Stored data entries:
⟨
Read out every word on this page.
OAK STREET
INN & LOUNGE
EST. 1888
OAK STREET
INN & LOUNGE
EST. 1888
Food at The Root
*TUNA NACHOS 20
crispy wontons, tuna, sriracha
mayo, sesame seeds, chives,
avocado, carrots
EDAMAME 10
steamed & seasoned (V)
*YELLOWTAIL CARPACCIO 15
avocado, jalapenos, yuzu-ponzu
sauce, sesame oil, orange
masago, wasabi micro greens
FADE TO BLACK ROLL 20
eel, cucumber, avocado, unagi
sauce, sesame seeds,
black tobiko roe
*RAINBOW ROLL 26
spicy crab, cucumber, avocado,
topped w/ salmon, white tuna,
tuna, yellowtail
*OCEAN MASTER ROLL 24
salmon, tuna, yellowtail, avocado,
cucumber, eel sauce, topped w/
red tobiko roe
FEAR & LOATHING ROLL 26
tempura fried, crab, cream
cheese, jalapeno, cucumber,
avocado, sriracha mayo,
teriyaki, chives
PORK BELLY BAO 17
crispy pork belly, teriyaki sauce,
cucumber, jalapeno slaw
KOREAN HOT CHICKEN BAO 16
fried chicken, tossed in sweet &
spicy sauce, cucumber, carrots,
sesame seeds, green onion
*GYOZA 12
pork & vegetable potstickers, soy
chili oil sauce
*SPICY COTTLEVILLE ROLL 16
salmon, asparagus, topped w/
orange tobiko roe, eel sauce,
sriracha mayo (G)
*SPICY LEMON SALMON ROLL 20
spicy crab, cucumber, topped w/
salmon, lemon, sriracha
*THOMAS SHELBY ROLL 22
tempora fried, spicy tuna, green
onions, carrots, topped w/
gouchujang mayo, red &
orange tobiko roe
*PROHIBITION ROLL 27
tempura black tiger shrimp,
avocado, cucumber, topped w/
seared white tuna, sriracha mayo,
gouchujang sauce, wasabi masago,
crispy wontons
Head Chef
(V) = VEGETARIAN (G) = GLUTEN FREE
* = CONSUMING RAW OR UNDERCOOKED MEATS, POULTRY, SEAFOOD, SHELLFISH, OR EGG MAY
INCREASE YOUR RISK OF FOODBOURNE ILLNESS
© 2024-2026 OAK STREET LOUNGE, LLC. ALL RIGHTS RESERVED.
⟩
### Description of the task
Copy each line of the listing that includes "cucumber".

### Written response
eel, cucumber, avocado, unagi
spicy crab, cucumber, avocado,
cucumber, eel sauce, topped w/
cheese, jalapeno, cucumber,
cucumber, jalapeno slaw
spicy sauce, cucumber, carrots,
spicy crab, cucumber, topped w/
avocado, cucumber, topped w/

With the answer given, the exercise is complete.